Exercise task: Any picture among the records should be left out, please; retype the rest exactly.
[Start Data lines]
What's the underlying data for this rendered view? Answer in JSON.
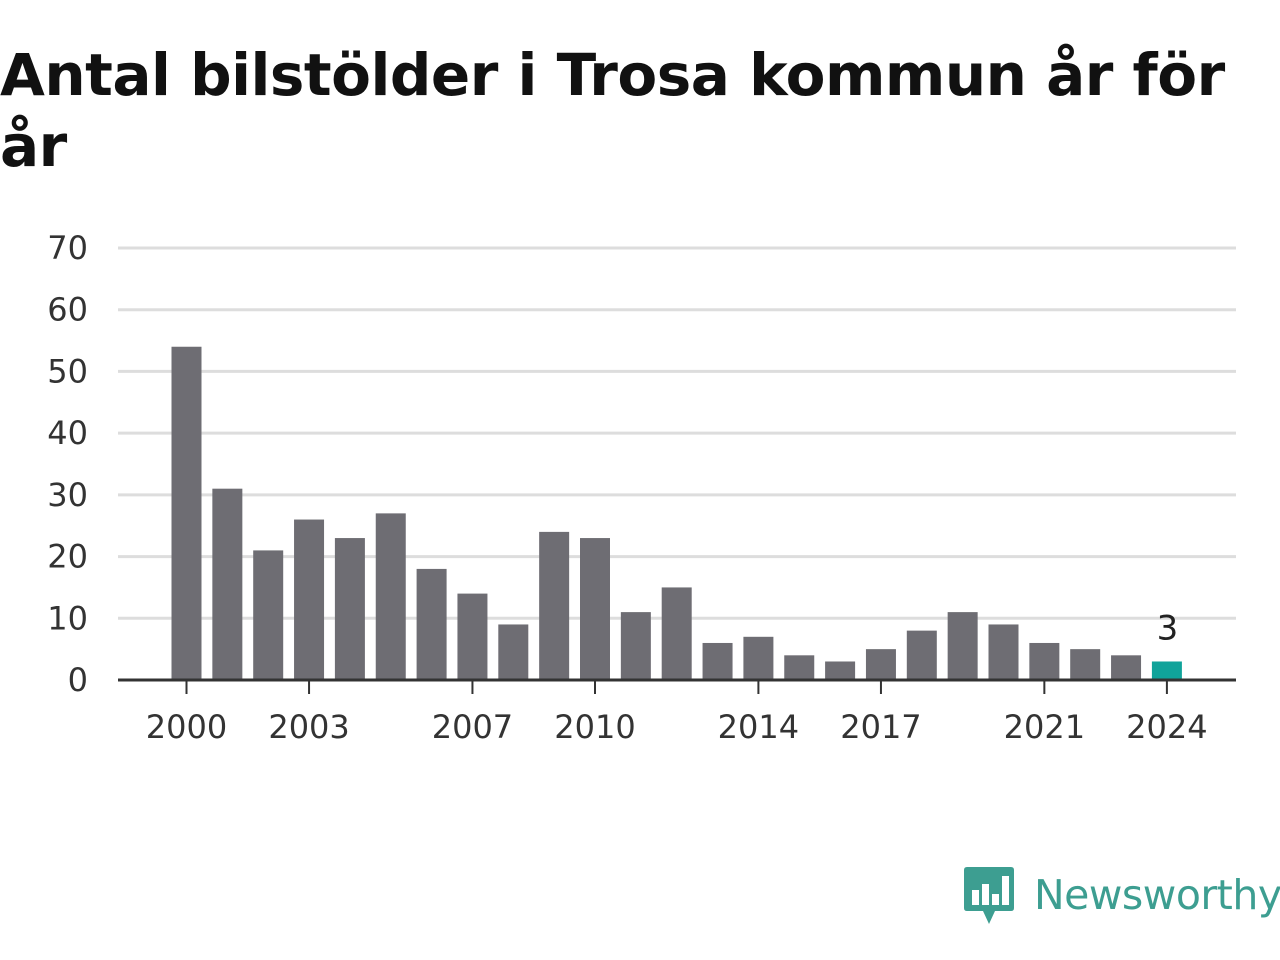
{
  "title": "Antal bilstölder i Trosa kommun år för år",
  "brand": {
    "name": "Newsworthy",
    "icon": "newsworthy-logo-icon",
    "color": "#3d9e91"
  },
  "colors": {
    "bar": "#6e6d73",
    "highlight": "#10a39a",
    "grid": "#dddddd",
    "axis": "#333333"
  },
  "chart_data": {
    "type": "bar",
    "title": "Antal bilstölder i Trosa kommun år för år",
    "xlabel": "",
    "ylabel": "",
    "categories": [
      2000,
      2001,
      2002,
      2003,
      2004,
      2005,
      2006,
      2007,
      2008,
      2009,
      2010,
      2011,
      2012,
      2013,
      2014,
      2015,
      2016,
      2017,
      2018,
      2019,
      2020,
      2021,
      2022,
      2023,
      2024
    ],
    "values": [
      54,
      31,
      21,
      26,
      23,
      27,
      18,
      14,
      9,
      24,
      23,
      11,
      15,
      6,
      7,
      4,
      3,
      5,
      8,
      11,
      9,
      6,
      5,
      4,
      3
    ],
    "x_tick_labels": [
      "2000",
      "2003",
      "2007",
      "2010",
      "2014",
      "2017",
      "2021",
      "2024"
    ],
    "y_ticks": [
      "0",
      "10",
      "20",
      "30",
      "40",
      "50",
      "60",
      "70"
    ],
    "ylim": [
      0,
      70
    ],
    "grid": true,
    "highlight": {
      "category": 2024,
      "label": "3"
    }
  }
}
[End Data lines]
Result for this exercise:
What's the underlying data for this rendered view? Answer in JSON.
{
  "title": "Antal bilstölder i Trosa kommun år för år",
  "brand": {
    "name": "Newsworthy",
    "icon": "newsworthy-logo-icon",
    "color": "#3d9e91"
  },
  "colors": {
    "bar": "#6e6d73",
    "highlight": "#10a39a",
    "grid": "#dddddd",
    "axis": "#333333"
  },
  "chart_data": {
    "type": "bar",
    "title": "Antal bilstölder i Trosa kommun år för år",
    "xlabel": "",
    "ylabel": "",
    "categories": [
      2000,
      2001,
      2002,
      2003,
      2004,
      2005,
      2006,
      2007,
      2008,
      2009,
      2010,
      2011,
      2012,
      2013,
      2014,
      2015,
      2016,
      2017,
      2018,
      2019,
      2020,
      2021,
      2022,
      2023,
      2024
    ],
    "values": [
      54,
      31,
      21,
      26,
      23,
      27,
      18,
      14,
      9,
      24,
      23,
      11,
      15,
      6,
      7,
      4,
      3,
      5,
      8,
      11,
      9,
      6,
      5,
      4,
      3
    ],
    "x_tick_labels": [
      "2000",
      "2003",
      "2007",
      "2010",
      "2014",
      "2017",
      "2021",
      "2024"
    ],
    "y_ticks": [
      "0",
      "10",
      "20",
      "30",
      "40",
      "50",
      "60",
      "70"
    ],
    "ylim": [
      0,
      70
    ],
    "grid": true,
    "highlight": {
      "category": 2024,
      "label": "3"
    }
  }
}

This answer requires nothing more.